(Extracted records)
○ ○ ○ ○ ○ ○ ○
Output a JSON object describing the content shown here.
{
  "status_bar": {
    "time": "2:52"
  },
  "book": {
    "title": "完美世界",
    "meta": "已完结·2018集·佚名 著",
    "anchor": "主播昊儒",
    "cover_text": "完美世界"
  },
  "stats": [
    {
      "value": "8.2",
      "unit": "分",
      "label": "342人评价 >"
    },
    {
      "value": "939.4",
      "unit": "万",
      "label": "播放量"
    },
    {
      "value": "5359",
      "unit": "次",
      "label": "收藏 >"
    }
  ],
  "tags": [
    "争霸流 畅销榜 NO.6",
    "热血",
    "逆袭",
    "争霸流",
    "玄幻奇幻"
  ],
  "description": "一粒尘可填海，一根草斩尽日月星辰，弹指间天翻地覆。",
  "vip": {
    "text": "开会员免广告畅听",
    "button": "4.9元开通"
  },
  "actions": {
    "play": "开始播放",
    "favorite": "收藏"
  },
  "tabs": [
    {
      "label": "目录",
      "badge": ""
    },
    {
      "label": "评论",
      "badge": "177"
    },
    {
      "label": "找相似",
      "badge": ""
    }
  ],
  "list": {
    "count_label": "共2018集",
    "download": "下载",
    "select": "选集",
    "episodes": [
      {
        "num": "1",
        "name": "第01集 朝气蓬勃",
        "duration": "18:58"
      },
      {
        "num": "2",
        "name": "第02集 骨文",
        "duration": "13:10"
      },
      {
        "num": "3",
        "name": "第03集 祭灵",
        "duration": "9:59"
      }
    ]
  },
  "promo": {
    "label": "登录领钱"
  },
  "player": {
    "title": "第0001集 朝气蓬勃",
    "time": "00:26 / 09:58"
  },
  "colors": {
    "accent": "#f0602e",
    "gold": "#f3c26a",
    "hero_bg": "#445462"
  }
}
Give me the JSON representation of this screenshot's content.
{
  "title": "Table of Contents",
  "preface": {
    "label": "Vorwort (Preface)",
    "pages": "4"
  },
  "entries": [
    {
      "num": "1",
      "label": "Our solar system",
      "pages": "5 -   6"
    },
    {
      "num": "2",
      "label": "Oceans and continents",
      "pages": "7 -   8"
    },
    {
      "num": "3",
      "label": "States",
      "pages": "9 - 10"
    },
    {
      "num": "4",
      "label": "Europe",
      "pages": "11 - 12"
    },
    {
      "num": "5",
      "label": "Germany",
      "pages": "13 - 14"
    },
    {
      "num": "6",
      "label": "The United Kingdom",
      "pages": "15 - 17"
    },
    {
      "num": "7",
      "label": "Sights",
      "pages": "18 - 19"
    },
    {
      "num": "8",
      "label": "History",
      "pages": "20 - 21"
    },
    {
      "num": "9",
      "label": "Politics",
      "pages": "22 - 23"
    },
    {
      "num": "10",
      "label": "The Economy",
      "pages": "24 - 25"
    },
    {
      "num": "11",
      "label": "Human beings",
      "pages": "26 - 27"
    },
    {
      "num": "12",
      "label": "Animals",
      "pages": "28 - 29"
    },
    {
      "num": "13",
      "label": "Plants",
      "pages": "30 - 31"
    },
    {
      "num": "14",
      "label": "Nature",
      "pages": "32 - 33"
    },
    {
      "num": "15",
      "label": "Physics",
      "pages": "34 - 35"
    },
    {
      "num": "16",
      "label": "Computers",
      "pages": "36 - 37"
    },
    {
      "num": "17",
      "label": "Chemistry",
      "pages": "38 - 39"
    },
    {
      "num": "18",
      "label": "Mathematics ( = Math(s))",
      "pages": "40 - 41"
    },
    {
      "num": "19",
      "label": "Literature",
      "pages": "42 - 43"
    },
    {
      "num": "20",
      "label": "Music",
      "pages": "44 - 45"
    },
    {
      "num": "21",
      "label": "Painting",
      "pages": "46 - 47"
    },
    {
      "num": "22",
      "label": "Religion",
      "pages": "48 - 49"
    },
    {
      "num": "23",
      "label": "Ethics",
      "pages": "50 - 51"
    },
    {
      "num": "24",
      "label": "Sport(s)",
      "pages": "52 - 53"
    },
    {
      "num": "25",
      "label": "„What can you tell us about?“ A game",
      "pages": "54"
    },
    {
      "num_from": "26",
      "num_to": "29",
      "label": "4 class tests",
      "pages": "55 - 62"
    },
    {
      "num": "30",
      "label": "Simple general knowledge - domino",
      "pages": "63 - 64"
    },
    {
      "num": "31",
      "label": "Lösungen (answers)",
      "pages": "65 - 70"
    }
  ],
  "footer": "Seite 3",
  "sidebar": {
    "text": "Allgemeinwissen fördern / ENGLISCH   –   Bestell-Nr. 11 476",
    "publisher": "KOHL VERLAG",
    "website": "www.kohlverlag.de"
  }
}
○ ○ ○ ○ ○ ○ ○
**Stated task:** Say how many lines include the word "JSON"; reply with the number alone.

**Written response:** 2